__INSTRUCTION__. Seek out every line containing the word "Number", and copy each.

[A block of data]
· · · ·
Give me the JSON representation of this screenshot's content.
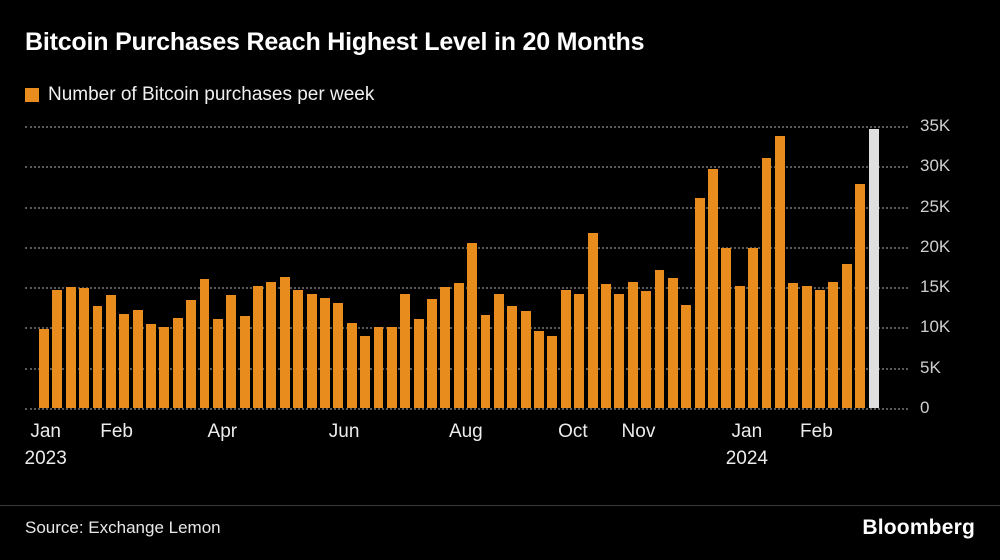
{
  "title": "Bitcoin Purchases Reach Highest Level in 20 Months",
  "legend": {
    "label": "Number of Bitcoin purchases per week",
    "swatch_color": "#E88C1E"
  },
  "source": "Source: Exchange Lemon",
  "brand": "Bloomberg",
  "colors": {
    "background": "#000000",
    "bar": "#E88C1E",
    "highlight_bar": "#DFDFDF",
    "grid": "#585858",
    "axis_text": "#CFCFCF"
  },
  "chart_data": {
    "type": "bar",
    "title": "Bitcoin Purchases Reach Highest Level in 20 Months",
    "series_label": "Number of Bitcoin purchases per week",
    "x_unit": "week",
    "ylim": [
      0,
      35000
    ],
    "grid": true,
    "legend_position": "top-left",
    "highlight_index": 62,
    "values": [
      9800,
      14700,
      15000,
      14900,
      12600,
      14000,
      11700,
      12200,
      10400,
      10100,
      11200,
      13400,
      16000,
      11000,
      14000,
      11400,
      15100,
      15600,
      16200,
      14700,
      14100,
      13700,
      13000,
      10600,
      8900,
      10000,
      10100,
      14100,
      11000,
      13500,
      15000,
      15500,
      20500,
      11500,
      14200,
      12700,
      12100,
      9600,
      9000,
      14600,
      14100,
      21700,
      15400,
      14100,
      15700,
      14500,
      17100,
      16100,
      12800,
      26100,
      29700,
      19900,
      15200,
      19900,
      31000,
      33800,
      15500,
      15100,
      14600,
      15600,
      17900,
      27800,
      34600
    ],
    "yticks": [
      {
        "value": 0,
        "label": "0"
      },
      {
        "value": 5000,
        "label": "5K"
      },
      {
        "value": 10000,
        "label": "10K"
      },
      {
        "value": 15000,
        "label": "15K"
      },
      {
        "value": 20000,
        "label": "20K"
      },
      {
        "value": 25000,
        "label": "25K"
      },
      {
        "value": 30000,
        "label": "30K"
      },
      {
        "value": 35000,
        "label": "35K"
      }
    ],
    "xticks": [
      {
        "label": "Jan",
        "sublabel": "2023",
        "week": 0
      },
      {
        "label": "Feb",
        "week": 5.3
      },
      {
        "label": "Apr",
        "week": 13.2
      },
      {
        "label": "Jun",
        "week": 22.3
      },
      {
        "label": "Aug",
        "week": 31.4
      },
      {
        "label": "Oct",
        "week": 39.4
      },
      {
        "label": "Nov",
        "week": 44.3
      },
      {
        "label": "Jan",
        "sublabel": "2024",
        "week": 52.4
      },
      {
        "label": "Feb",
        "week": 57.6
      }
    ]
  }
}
· · · ·
__WRITTEN SOLUTION__.
    "label": "Number of Bitcoin purchases per week",
    "series_label": "Number of Bitcoin purchases per week",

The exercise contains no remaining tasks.